### WHAT TO WORK ON
Please transcribe the data that follows without the pictures, keeping every word the same.

### INFORMATION GIVEN
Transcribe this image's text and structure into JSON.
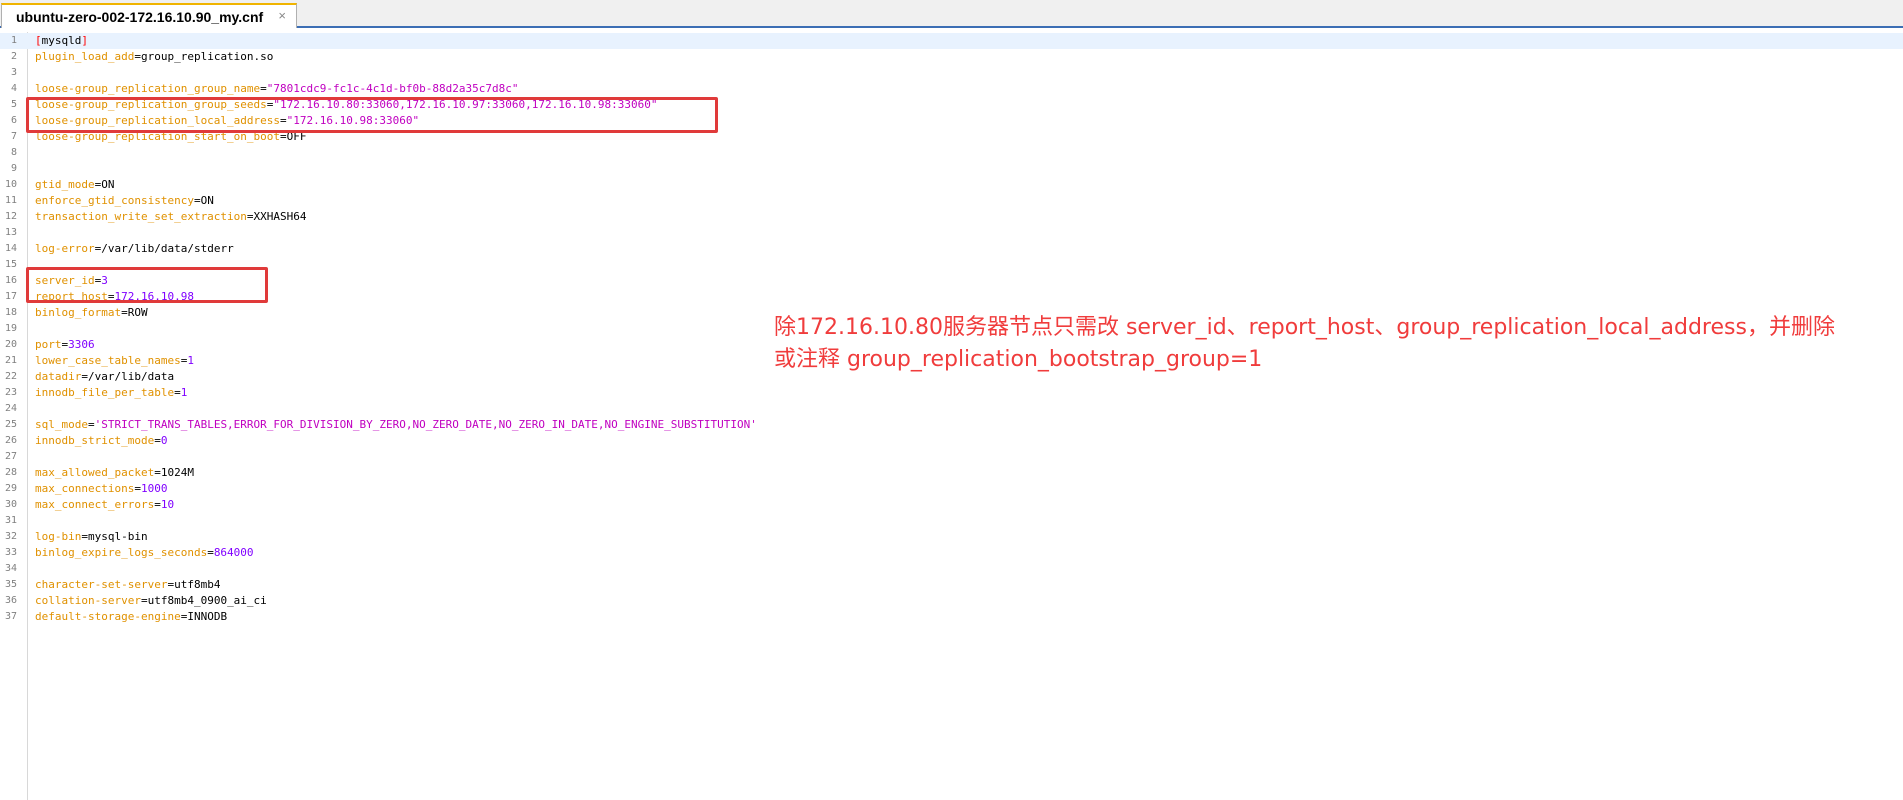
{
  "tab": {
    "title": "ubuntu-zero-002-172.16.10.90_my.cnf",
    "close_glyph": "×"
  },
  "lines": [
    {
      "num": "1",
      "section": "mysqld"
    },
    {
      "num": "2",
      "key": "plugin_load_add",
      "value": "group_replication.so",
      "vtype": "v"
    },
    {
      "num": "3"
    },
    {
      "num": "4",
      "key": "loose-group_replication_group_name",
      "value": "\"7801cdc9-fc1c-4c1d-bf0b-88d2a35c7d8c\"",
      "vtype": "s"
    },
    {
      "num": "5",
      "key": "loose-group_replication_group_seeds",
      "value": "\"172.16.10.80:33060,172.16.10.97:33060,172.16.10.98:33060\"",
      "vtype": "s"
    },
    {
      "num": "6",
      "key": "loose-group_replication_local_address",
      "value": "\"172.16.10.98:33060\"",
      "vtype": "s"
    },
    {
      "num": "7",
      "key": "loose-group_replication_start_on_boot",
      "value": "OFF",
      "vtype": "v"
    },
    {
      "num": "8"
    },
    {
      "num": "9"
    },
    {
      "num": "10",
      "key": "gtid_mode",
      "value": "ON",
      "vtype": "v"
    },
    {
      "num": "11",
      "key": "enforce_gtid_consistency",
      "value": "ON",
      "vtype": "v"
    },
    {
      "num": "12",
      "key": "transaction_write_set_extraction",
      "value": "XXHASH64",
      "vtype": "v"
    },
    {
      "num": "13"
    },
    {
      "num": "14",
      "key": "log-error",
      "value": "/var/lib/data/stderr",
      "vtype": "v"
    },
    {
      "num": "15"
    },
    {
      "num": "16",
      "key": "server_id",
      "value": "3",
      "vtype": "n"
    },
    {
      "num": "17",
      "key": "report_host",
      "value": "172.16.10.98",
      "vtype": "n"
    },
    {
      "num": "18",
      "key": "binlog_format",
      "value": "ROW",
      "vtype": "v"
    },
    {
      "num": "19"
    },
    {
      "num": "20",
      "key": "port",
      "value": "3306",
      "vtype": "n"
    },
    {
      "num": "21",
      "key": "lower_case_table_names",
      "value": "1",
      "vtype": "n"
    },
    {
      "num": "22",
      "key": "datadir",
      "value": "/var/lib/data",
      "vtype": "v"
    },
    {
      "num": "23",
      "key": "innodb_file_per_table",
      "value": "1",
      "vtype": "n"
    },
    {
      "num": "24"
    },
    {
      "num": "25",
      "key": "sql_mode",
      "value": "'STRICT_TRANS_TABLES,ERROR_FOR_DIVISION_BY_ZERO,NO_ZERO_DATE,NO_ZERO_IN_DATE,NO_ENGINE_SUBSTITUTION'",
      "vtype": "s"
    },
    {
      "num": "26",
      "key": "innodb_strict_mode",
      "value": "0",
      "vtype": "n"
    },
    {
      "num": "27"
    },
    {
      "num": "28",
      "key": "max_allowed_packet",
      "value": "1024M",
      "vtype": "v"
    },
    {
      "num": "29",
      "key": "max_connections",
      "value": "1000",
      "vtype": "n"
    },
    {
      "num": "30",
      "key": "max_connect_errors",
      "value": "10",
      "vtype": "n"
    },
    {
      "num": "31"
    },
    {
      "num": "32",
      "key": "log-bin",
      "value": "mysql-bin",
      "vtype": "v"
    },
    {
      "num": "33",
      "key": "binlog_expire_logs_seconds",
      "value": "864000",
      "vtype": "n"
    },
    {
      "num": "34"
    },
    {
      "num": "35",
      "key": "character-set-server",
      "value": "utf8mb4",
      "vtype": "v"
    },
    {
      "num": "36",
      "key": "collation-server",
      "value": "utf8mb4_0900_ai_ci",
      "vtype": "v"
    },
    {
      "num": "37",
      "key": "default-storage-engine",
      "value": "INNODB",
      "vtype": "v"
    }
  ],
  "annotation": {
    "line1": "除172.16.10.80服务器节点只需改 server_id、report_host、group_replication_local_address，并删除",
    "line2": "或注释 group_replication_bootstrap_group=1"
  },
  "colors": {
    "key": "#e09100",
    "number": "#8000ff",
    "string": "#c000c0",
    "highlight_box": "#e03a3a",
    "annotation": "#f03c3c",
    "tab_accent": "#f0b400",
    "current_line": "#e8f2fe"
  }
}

### THE RESULT
Transcribe this image's text and structure into JSON.
{
  "tab": {
    "title": "ubuntu-zero-002-172.16.10.90_my.cnf",
    "close_glyph": "×"
  },
  "lines": [
    {
      "num": "1",
      "section": "mysqld"
    },
    {
      "num": "2",
      "key": "plugin_load_add",
      "value": "group_replication.so",
      "vtype": "v"
    },
    {
      "num": "3"
    },
    {
      "num": "4",
      "key": "loose-group_replication_group_name",
      "value": "\"7801cdc9-fc1c-4c1d-bf0b-88d2a35c7d8c\"",
      "vtype": "s"
    },
    {
      "num": "5",
      "key": "loose-group_replication_group_seeds",
      "value": "\"172.16.10.80:33060,172.16.10.97:33060,172.16.10.98:33060\"",
      "vtype": "s"
    },
    {
      "num": "6",
      "key": "loose-group_replication_local_address",
      "value": "\"172.16.10.98:33060\"",
      "vtype": "s"
    },
    {
      "num": "7",
      "key": "loose-group_replication_start_on_boot",
      "value": "OFF",
      "vtype": "v"
    },
    {
      "num": "8"
    },
    {
      "num": "9"
    },
    {
      "num": "10",
      "key": "gtid_mode",
      "value": "ON",
      "vtype": "v"
    },
    {
      "num": "11",
      "key": "enforce_gtid_consistency",
      "value": "ON",
      "vtype": "v"
    },
    {
      "num": "12",
      "key": "transaction_write_set_extraction",
      "value": "XXHASH64",
      "vtype": "v"
    },
    {
      "num": "13"
    },
    {
      "num": "14",
      "key": "log-error",
      "value": "/var/lib/data/stderr",
      "vtype": "v"
    },
    {
      "num": "15"
    },
    {
      "num": "16",
      "key": "server_id",
      "value": "3",
      "vtype": "n"
    },
    {
      "num": "17",
      "key": "report_host",
      "value": "172.16.10.98",
      "vtype": "n"
    },
    {
      "num": "18",
      "key": "binlog_format",
      "value": "ROW",
      "vtype": "v"
    },
    {
      "num": "19"
    },
    {
      "num": "20",
      "key": "port",
      "value": "3306",
      "vtype": "n"
    },
    {
      "num": "21",
      "key": "lower_case_table_names",
      "value": "1",
      "vtype": "n"
    },
    {
      "num": "22",
      "key": "datadir",
      "value": "/var/lib/data",
      "vtype": "v"
    },
    {
      "num": "23",
      "key": "innodb_file_per_table",
      "value": "1",
      "vtype": "n"
    },
    {
      "num": "24"
    },
    {
      "num": "25",
      "key": "sql_mode",
      "value": "'STRICT_TRANS_TABLES,ERROR_FOR_DIVISION_BY_ZERO,NO_ZERO_DATE,NO_ZERO_IN_DATE,NO_ENGINE_SUBSTITUTION'",
      "vtype": "s"
    },
    {
      "num": "26",
      "key": "innodb_strict_mode",
      "value": "0",
      "vtype": "n"
    },
    {
      "num": "27"
    },
    {
      "num": "28",
      "key": "max_allowed_packet",
      "value": "1024M",
      "vtype": "v"
    },
    {
      "num": "29",
      "key": "max_connections",
      "value": "1000",
      "vtype": "n"
    },
    {
      "num": "30",
      "key": "max_connect_errors",
      "value": "10",
      "vtype": "n"
    },
    {
      "num": "31"
    },
    {
      "num": "32",
      "key": "log-bin",
      "value": "mysql-bin",
      "vtype": "v"
    },
    {
      "num": "33",
      "key": "binlog_expire_logs_seconds",
      "value": "864000",
      "vtype": "n"
    },
    {
      "num": "34"
    },
    {
      "num": "35",
      "key": "character-set-server",
      "value": "utf8mb4",
      "vtype": "v"
    },
    {
      "num": "36",
      "key": "collation-server",
      "value": "utf8mb4_0900_ai_ci",
      "vtype": "v"
    },
    {
      "num": "37",
      "key": "default-storage-engine",
      "value": "INNODB",
      "vtype": "v"
    }
  ],
  "annotation": {
    "line1": "除172.16.10.80服务器节点只需改 server_id、report_host、group_replication_local_address，并删除",
    "line2": "或注释 group_replication_bootstrap_group=1"
  },
  "colors": {
    "key": "#e09100",
    "number": "#8000ff",
    "string": "#c000c0",
    "highlight_box": "#e03a3a",
    "annotation": "#f03c3c",
    "tab_accent": "#f0b400",
    "current_line": "#e8f2fe"
  }
}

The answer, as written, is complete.